### [Task data]
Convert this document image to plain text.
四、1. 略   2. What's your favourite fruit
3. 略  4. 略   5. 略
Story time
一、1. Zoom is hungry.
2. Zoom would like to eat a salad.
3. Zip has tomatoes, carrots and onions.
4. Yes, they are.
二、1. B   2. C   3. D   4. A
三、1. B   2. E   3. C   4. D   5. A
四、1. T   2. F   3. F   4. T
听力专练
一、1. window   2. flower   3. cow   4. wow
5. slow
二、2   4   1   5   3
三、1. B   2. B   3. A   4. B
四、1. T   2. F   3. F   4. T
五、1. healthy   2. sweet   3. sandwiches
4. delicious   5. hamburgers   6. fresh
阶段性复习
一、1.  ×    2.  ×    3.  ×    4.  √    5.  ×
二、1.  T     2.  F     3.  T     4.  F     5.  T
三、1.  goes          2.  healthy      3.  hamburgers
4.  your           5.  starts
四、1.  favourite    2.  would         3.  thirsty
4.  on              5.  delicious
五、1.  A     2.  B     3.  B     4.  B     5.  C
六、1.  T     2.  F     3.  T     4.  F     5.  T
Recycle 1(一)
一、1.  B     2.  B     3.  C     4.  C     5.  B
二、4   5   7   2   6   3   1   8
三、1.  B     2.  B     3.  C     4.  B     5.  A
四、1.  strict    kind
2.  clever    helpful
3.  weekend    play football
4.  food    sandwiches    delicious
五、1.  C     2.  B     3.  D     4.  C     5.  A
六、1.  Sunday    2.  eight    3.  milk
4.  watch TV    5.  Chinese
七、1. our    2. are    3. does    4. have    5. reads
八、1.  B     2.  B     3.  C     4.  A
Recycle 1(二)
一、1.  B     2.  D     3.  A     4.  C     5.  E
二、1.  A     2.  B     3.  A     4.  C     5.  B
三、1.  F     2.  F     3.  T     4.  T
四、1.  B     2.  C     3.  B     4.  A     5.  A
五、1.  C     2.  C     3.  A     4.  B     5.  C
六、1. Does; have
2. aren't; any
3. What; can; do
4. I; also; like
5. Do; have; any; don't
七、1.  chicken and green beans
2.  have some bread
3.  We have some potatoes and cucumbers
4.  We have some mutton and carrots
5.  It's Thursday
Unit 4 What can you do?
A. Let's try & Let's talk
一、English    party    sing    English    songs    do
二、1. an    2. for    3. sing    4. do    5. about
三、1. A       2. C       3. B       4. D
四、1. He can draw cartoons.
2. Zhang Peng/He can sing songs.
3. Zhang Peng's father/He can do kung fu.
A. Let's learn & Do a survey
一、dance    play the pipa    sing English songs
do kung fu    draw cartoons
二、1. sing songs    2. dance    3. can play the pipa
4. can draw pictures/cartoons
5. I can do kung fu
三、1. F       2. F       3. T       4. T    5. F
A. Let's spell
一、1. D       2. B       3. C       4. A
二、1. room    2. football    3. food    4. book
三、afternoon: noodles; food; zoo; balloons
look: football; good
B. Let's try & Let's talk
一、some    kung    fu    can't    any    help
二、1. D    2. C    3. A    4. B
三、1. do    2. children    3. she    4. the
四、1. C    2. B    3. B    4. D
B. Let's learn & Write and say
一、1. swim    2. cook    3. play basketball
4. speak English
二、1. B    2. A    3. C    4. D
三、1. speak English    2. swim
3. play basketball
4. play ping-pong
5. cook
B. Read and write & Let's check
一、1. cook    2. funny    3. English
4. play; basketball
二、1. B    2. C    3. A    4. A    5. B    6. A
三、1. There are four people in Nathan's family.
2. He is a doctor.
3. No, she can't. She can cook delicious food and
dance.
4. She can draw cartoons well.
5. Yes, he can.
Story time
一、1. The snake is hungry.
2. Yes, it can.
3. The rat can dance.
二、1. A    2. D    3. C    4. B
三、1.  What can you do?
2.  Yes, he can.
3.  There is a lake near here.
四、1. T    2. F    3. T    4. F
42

### [Exercise requirements]
Report how many lines of the listing above include the word "There". Say nothing but the number.

### [Right answer]
2